* START Dataset excerpts *
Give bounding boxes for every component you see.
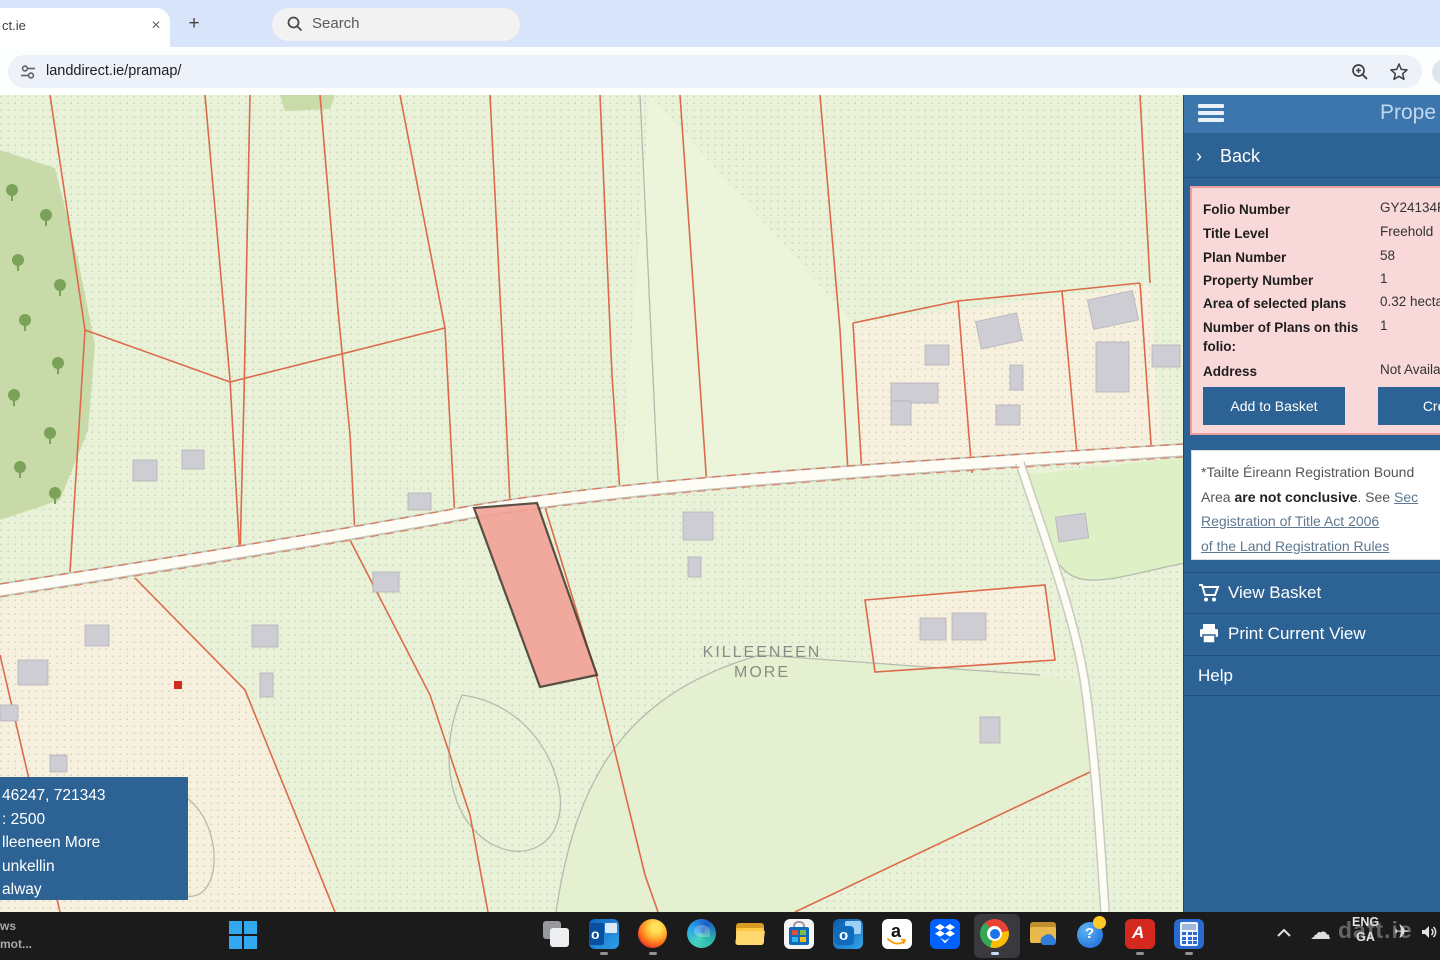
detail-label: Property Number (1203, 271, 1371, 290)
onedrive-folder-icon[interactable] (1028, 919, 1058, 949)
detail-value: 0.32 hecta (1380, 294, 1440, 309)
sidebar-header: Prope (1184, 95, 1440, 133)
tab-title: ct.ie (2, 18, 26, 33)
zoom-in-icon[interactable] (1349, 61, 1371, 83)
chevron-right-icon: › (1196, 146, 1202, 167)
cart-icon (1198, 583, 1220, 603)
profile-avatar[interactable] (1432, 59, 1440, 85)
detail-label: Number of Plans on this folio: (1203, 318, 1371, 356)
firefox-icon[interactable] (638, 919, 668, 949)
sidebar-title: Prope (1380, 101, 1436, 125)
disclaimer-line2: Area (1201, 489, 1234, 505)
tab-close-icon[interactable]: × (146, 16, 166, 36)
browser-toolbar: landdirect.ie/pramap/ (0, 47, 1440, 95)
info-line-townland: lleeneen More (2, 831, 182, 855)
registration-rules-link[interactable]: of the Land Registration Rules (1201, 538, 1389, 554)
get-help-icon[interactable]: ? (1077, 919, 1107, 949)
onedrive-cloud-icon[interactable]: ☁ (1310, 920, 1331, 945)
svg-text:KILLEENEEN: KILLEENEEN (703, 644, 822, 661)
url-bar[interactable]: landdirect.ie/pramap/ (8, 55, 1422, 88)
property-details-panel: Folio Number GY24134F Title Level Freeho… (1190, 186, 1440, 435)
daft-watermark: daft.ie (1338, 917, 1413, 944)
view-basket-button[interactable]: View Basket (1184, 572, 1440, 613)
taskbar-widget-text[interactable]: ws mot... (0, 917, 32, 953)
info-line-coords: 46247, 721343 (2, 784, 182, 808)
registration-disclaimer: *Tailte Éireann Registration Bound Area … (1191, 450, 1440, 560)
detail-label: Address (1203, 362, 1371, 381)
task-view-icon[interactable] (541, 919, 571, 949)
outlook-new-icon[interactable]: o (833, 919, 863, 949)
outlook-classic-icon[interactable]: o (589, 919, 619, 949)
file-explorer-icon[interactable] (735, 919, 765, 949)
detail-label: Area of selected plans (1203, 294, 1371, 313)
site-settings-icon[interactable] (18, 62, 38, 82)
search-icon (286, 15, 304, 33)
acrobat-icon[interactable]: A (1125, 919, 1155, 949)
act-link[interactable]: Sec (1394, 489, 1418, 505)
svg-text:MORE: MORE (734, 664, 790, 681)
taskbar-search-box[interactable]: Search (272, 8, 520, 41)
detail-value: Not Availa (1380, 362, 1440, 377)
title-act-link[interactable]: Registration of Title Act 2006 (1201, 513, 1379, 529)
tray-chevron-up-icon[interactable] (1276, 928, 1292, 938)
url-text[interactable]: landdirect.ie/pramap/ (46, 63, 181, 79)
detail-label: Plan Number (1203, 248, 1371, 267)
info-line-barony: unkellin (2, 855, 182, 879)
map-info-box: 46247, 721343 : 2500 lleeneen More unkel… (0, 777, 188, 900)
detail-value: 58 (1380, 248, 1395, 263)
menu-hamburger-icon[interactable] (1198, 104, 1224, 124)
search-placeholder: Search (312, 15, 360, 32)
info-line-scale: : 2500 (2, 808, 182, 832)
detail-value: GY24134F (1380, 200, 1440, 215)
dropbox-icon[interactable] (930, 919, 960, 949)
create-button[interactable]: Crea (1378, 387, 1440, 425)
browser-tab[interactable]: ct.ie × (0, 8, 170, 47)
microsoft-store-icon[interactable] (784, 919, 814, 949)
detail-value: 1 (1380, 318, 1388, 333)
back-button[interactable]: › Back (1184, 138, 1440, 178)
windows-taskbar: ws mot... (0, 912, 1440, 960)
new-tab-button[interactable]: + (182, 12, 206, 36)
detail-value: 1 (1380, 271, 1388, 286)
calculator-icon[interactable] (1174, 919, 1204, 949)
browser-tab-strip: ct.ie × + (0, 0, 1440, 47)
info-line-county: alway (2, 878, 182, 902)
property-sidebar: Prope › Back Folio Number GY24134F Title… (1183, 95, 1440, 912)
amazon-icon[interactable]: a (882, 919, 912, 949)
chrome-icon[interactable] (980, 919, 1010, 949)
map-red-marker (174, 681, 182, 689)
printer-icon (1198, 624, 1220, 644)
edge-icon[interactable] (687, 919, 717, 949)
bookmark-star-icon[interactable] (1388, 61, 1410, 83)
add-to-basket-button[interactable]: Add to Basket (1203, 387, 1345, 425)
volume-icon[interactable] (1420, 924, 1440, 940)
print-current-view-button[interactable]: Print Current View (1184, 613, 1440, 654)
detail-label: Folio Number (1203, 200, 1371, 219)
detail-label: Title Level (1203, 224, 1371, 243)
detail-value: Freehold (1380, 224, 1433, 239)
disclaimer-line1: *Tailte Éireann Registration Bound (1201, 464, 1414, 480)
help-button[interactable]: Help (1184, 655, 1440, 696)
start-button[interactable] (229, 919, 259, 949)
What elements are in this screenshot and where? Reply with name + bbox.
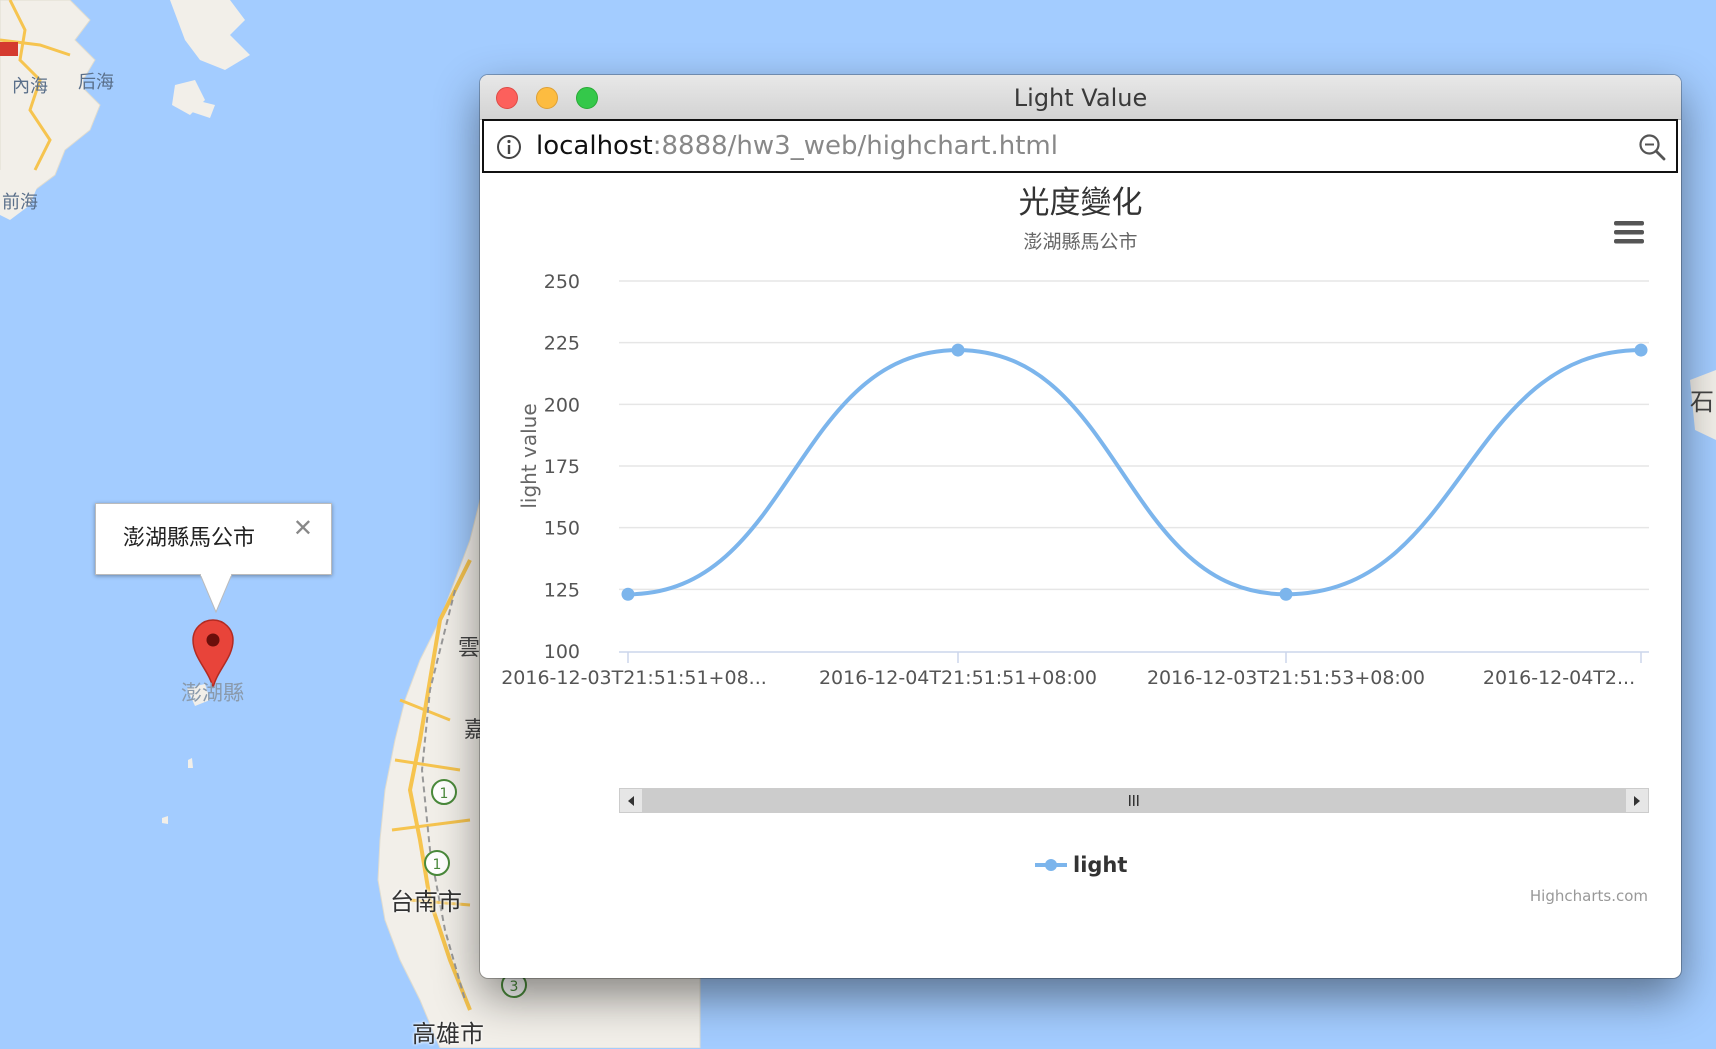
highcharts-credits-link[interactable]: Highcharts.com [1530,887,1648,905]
* END Dataset excerpts *
Given task -
Rewrite all of the items above, changing every "detail-label" to "field-label" and keeping everything else as it is. Leave the pictures out.

Response to the task -
Give bounding boxes for every component you see.
field-label: Property Number (1203, 271, 1371, 290)
onedrive-folder-icon[interactable] (1028, 919, 1058, 949)
detail-value: 0.32 hecta (1380, 294, 1440, 309)
sidebar-header: Prope (1184, 95, 1440, 133)
tab-title: ct.ie (2, 18, 26, 33)
zoom-in-icon[interactable] (1349, 61, 1371, 83)
chevron-right-icon: › (1196, 146, 1202, 167)
cart-icon (1198, 583, 1220, 603)
profile-avatar[interactable] (1432, 59, 1440, 85)
field-label: Number of Plans on this folio: (1203, 318, 1371, 356)
firefox-icon[interactable] (638, 919, 668, 949)
sidebar-title: Prope (1380, 101, 1436, 125)
disclaimer-line2: Area (1201, 489, 1234, 505)
tab-close-icon[interactable]: × (146, 16, 166, 36)
browser-toolbar: landdirect.ie/pramap/ (0, 47, 1440, 95)
info-line-townland: lleeneen More (2, 831, 182, 855)
registration-rules-link[interactable]: of the Land Registration Rules (1201, 538, 1389, 554)
get-help-icon[interactable]: ? (1077, 919, 1107, 949)
onedrive-cloud-icon[interactable]: ☁ (1310, 920, 1331, 945)
svg-text:KILLEENEEN: KILLEENEEN (703, 644, 822, 661)
url-bar[interactable]: landdirect.ie/pramap/ (8, 55, 1422, 88)
property-details-panel: Folio Number GY24134F Title Level Freeho… (1190, 186, 1440, 435)
daft-watermark: daft.ie (1338, 917, 1413, 944)
view-basket-button[interactable]: View Basket (1184, 572, 1440, 613)
taskbar-widget-text[interactable]: ws mot... (0, 917, 32, 953)
info-line-coords: 46247, 721343 (2, 784, 182, 808)
registration-disclaimer: *Tailte Éireann Registration Bound Area … (1191, 450, 1440, 560)
field-label: Address (1203, 362, 1371, 381)
task-view-icon[interactable] (541, 919, 571, 949)
outlook-new-icon[interactable]: o (833, 919, 863, 949)
outlook-classic-icon[interactable]: o (589, 919, 619, 949)
file-explorer-icon[interactable] (735, 919, 765, 949)
field-label: Area of selected plans (1203, 294, 1371, 313)
site-settings-icon[interactable] (18, 62, 38, 82)
search-icon (286, 15, 304, 33)
acrobat-icon[interactable]: A (1125, 919, 1155, 949)
act-link[interactable]: Sec (1394, 489, 1418, 505)
svg-text:MORE: MORE (734, 664, 790, 681)
taskbar-search-box[interactable]: Search (272, 8, 520, 41)
detail-value: Not Availa (1380, 362, 1440, 377)
title-act-link[interactable]: Registration of Title Act 2006 (1201, 513, 1379, 529)
tray-chevron-up-icon[interactable] (1276, 928, 1292, 938)
url-text[interactable]: landdirect.ie/pramap/ (46, 63, 181, 79)
field-label: Plan Number (1203, 248, 1371, 267)
info-line-barony: unkellin (2, 855, 182, 879)
map-info-box: 46247, 721343 : 2500 lleeneen More unkel… (0, 777, 188, 900)
detail-value: 58 (1380, 248, 1395, 263)
menu-hamburger-icon[interactable] (1198, 104, 1224, 124)
search-placeholder: Search (312, 15, 360, 32)
info-line-scale: : 2500 (2, 808, 182, 832)
detail-value: GY24134F (1380, 200, 1440, 215)
dropbox-icon[interactable] (930, 919, 960, 949)
create-button[interactable]: Crea (1378, 387, 1440, 425)
browser-tab[interactable]: ct.ie × (0, 8, 170, 47)
microsoft-store-icon[interactable] (784, 919, 814, 949)
detail-value: 1 (1380, 318, 1388, 333)
back-button[interactable]: › Back (1184, 138, 1440, 178)
windows-taskbar: ws mot... (0, 912, 1440, 960)
new-tab-button[interactable]: + (182, 12, 206, 36)
detail-value: 1 (1380, 271, 1388, 286)
calculator-icon[interactable] (1174, 919, 1204, 949)
browser-tab-strip: ct.ie × + (0, 0, 1440, 47)
info-line-county: alway (2, 878, 182, 902)
property-sidebar: Prope › Back Folio Number GY24134F Title… (1183, 95, 1440, 912)
amazon-icon[interactable]: a (882, 919, 912, 949)
chrome-icon[interactable] (980, 919, 1010, 949)
map-red-marker (174, 681, 182, 689)
printer-icon (1198, 624, 1220, 644)
edge-icon[interactable] (687, 919, 717, 949)
bookmark-star-icon[interactable] (1388, 61, 1410, 83)
add-to-basket-button[interactable]: Add to Basket (1203, 387, 1345, 425)
volume-icon[interactable] (1420, 924, 1440, 940)
print-current-view-button[interactable]: Print Current View (1184, 613, 1440, 654)
field-label: Folio Number (1203, 200, 1371, 219)
field-label: Title Level (1203, 224, 1371, 243)
detail-value: Freehold (1380, 224, 1433, 239)
disclaimer-line1: *Tailte Éireann Registration Bound (1201, 464, 1414, 480)
help-button[interactable]: Help (1184, 655, 1440, 696)
start-button[interactable] (229, 919, 259, 949)
What elements are in this screenshot and where? Reply with name + bbox.
highcharts-credits-link[interactable]: Highcharts.com [1530,887,1648,905]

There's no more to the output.